* Work required
Below are some records; repeat them all exactly, minus the pictures.
>> Start Dataset extract
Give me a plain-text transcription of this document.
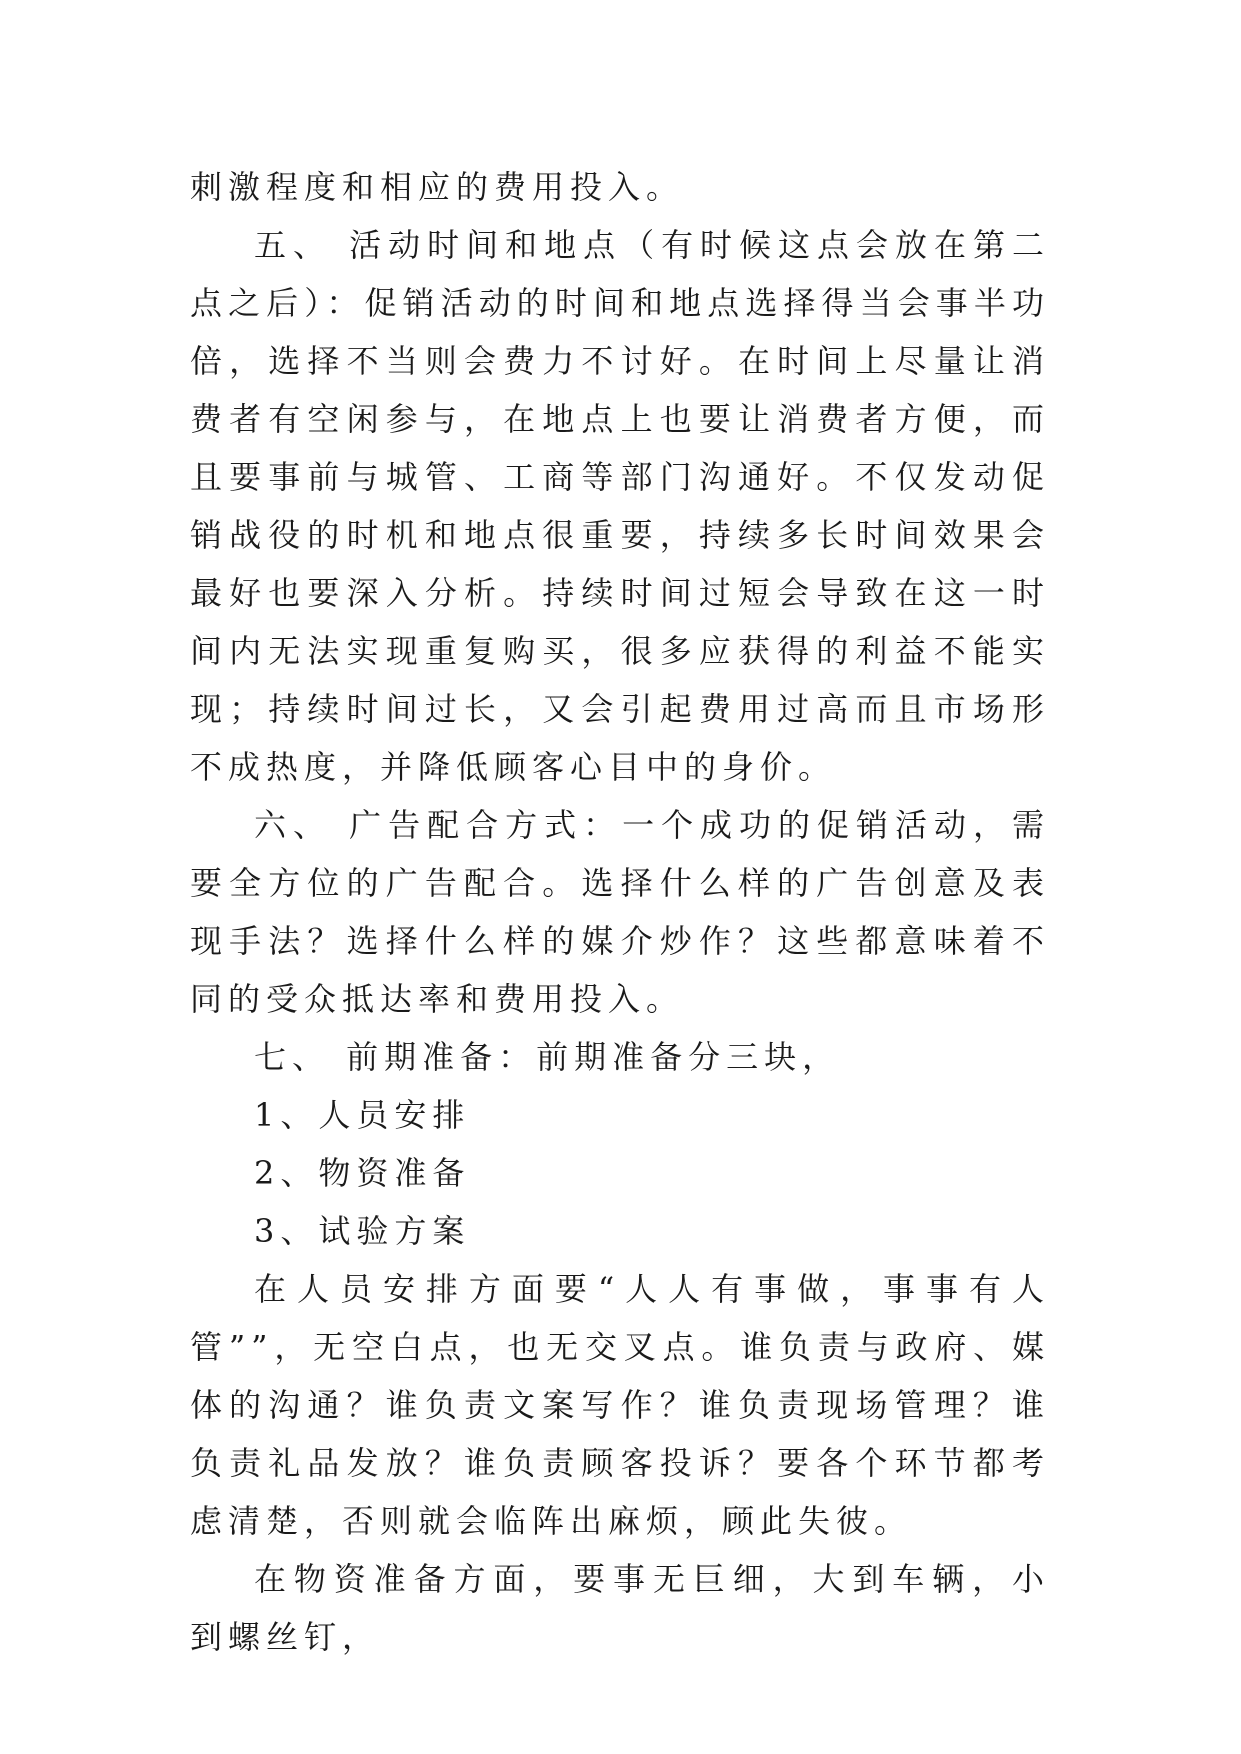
刺激程度和相应的费用投入。

五、 活动时间和地点（有时候这点会放在第二点之后）：促销活动的时间和地点选择得当会事半功倍，选择不当则会费力不讨好。在时间上尽量让消费者有空闲参与，在地点上也要让消费者方便，而且要事前与城管、工商等部门沟通好。不仅发动促销战役的时机和地点很重要，持续多长时间效果会最好也要深入分析。持续时间过短会导致在这一时间内无法实现重复购买，很多应获得的利益不能实现；持续时间过长，又会引起费用过高而且市场形不成热度，并降低顾客心目中的身价。

六、 广告配合方式：一个成功的促销活动，需要全方位的广告配合。选择什么样的广告创意及表现手法？选择什么样的媒介炒作？这些都意味着不同的受众抵达率和费用投入。

七、 前期准备：前期准备分三块，

1、人员安排

2、物资准备

3、试验方案

在人员安排方面要“人人有事做，事事有人管””，无空白点，也无交叉点。谁负责与政府、媒体的沟通？谁负责文案写作？谁负责现场管理？谁负责礼品发放？谁负责顾客投诉？要各个环节都考虑清楚，否则就会临阵出麻烦，顾此失彼。

在物资准备方面，要事无巨细，大到车辆，小到螺丝钉，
>> End Dataset extract
* Solved problem
Give me a plain-text transcription of this document.
刺激程度和相应的费用投入。

五、 活动时间和地点（有时候这点会放在第二点之后）：促销活动的时间和地点选择得当会事半功倍，选择不当则会费力不讨好。在时间上尽量让消费者有空闲参与，在地点上也要让消费者方便，而且要事前与城管、工商等部门沟通好。不仅发动促销战役的时机和地点很重要，持续多长时间效果会最好也要深入分析。持续时间过短会导致在这一时间内无法实现重复购买，很多应获得的利益不能实现；持续时间过长，又会引起费用过高而且市场形不成热度，并降低顾客心目中的身价。

六、 广告配合方式：一个成功的促销活动，需要全方位的广告配合。选择什么样的广告创意及表现手法？选择什么样的媒介炒作？这些都意味着不同的受众抵达率和费用投入。

七、 前期准备：前期准备分三块，

1、人员安排

2、物资准备

3、试验方案

在人员安排方面要“人人有事做，事事有人管””，无空白点，也无交叉点。谁负责与政府、媒体的沟通？谁负责文案写作？谁负责现场管理？谁负责礼品发放？谁负责顾客投诉？要各个环节都考虑清楚，否则就会临阵出麻烦，顾此失彼。

在物资准备方面，要事无巨细，大到车辆，小到螺丝钉，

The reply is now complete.